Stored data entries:
===

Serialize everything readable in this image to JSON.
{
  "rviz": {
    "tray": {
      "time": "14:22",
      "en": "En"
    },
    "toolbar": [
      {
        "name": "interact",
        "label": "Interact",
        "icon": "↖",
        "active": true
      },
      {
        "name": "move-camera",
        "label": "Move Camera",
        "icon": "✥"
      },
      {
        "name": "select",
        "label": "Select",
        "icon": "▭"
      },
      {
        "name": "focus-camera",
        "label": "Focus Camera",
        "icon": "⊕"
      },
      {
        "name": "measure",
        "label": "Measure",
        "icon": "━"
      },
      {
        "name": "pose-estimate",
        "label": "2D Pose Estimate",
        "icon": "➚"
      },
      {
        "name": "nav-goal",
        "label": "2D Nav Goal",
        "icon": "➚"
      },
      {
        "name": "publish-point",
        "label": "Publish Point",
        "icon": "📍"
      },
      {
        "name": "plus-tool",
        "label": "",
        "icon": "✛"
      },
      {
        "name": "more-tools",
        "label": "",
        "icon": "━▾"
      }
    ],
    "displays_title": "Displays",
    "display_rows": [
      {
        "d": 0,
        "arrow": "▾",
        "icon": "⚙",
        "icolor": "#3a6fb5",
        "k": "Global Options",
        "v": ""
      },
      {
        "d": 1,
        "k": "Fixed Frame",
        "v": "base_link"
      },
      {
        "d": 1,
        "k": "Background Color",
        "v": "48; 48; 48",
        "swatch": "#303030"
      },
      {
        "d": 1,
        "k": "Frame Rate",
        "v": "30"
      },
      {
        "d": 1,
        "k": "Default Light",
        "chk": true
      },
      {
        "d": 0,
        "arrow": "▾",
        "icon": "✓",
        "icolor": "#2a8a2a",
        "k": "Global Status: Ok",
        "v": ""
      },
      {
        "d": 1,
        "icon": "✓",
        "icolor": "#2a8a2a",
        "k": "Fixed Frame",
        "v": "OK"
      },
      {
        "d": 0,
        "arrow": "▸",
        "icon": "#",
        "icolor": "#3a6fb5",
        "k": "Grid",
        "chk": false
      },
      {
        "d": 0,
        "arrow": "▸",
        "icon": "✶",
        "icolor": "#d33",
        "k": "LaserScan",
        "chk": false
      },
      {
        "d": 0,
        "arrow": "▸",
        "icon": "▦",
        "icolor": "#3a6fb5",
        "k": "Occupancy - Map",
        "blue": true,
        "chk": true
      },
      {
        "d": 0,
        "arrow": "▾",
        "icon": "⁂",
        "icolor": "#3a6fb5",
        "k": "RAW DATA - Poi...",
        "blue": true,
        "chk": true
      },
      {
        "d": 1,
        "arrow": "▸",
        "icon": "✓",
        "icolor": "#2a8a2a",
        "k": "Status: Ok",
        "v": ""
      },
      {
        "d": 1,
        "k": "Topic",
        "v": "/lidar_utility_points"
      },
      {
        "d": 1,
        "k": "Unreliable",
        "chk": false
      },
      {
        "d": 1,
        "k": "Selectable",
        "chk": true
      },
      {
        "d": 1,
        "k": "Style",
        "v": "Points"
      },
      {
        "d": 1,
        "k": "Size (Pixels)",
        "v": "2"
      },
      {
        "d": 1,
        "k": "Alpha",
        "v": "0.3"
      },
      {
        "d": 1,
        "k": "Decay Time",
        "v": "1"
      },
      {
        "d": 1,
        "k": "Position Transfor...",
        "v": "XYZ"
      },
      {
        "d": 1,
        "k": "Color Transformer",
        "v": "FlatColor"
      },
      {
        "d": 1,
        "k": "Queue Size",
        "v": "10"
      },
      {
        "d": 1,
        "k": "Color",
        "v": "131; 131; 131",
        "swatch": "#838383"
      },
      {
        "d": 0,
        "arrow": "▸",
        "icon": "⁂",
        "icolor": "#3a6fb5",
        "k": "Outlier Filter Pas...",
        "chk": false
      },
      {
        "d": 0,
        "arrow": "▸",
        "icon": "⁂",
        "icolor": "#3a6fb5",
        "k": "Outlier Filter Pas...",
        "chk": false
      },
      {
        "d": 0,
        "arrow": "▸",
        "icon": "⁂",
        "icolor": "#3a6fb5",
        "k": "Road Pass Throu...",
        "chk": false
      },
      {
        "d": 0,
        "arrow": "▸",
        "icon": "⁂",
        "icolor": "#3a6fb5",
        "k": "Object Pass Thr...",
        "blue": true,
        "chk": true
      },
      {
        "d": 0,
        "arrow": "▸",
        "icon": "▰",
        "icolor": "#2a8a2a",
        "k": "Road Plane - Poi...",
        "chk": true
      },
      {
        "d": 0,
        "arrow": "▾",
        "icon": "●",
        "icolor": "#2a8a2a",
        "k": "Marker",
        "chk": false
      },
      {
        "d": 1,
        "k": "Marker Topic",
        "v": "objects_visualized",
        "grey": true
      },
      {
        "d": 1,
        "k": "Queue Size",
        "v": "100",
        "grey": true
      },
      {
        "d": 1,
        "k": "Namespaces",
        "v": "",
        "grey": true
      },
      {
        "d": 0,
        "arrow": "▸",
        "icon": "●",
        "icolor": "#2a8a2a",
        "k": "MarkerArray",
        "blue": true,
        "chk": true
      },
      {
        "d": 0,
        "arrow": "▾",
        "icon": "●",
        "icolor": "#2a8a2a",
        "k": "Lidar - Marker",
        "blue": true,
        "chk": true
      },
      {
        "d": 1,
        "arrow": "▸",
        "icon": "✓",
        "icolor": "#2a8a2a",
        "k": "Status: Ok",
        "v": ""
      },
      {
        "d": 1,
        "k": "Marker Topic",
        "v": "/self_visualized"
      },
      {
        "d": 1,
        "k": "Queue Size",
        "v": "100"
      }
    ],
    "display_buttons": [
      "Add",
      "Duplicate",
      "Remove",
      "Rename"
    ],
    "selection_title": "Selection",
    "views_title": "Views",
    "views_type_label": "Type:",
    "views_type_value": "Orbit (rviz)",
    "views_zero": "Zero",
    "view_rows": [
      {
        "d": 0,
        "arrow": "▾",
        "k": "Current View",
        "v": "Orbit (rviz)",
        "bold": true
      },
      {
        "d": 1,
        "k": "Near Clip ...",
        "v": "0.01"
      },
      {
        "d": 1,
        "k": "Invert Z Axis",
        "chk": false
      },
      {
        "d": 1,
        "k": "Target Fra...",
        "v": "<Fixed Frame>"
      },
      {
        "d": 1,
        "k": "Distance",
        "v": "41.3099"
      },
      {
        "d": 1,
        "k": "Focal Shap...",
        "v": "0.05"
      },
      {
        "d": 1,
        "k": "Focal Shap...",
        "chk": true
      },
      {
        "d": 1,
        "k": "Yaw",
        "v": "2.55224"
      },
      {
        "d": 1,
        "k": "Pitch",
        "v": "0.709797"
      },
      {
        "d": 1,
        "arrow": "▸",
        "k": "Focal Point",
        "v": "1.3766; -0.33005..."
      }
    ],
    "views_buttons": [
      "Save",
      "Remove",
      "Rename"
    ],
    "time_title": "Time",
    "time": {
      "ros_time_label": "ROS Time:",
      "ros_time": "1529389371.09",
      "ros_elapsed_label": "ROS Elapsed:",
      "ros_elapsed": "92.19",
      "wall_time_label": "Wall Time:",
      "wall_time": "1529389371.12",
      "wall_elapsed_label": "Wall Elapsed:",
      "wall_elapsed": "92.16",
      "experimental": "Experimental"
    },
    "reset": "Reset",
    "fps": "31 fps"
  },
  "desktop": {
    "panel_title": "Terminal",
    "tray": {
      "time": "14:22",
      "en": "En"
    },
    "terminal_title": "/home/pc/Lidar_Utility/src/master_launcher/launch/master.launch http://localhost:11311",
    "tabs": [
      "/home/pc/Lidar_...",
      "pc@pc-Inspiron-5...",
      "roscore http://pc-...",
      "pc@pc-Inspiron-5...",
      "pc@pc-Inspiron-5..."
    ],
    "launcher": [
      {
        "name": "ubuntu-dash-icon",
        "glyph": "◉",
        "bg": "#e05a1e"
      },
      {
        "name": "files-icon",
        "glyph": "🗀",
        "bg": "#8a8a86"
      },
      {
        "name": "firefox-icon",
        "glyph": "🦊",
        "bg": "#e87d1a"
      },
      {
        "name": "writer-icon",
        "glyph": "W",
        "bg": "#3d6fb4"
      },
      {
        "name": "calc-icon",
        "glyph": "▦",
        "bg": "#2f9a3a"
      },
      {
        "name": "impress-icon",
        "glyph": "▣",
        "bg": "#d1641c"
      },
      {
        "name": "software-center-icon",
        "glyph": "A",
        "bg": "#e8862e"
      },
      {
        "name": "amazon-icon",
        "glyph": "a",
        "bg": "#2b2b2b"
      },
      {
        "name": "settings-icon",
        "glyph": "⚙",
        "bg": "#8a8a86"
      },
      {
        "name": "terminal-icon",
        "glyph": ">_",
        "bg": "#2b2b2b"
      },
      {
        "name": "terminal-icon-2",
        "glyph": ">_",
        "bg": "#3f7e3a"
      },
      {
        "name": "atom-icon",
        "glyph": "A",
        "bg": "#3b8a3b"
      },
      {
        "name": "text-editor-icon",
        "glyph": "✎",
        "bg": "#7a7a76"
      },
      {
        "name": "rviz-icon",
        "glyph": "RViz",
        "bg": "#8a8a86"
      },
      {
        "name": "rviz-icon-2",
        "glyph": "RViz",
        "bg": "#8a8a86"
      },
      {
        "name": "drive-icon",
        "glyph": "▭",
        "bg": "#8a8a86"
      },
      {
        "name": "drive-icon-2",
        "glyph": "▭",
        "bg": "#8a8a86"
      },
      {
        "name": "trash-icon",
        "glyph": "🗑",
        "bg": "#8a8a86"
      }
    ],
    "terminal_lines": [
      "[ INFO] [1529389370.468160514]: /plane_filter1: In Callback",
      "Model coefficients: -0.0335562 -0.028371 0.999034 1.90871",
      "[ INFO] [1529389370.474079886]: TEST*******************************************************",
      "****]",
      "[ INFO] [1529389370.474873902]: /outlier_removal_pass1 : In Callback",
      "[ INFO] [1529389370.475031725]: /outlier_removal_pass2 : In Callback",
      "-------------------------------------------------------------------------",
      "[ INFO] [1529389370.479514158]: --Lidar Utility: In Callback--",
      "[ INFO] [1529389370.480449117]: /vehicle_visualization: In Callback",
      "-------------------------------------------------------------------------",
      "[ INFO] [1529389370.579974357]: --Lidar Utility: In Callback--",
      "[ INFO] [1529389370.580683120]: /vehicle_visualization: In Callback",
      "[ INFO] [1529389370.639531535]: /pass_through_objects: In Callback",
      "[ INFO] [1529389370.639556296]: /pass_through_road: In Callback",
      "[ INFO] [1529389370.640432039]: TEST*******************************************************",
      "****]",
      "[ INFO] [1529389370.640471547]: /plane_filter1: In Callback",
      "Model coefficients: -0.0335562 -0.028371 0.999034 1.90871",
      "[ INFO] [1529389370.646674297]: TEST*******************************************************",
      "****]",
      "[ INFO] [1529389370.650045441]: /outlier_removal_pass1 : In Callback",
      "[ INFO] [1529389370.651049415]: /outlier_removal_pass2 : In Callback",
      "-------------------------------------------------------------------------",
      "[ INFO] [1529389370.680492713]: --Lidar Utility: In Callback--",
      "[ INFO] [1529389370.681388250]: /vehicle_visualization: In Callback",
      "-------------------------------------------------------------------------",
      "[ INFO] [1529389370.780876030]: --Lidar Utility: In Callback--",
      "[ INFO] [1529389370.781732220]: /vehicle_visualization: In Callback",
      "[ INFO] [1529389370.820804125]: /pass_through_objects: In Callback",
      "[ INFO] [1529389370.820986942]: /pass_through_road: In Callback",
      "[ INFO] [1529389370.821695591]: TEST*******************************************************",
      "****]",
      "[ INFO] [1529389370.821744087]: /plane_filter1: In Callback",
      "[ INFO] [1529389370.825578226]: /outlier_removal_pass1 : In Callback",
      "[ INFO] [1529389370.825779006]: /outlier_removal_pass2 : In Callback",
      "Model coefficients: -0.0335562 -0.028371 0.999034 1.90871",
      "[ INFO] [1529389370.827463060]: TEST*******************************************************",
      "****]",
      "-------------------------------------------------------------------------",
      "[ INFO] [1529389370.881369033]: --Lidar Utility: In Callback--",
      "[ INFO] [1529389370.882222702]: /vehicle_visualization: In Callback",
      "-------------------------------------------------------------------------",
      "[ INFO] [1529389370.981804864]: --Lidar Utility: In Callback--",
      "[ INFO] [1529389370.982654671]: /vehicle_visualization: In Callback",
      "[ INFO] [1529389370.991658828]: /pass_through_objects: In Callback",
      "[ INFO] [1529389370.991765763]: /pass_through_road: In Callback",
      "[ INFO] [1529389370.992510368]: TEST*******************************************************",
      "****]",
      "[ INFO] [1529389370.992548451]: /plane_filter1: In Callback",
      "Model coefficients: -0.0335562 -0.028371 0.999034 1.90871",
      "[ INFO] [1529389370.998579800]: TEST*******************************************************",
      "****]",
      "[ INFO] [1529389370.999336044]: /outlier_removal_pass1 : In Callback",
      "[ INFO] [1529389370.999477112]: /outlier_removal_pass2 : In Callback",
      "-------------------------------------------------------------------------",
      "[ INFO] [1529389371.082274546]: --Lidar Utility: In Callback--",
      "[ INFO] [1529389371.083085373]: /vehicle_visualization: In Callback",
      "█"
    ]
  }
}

===

▶ SET TASK
Return, from the data, each line that has the word "http" in it.

▶ TASK RESULT
    "terminal_title": "/home/pc/Lidar_Utility/src/master_launcher/launch/master.launch http://localhost:11311",
      "roscore http://pc-...",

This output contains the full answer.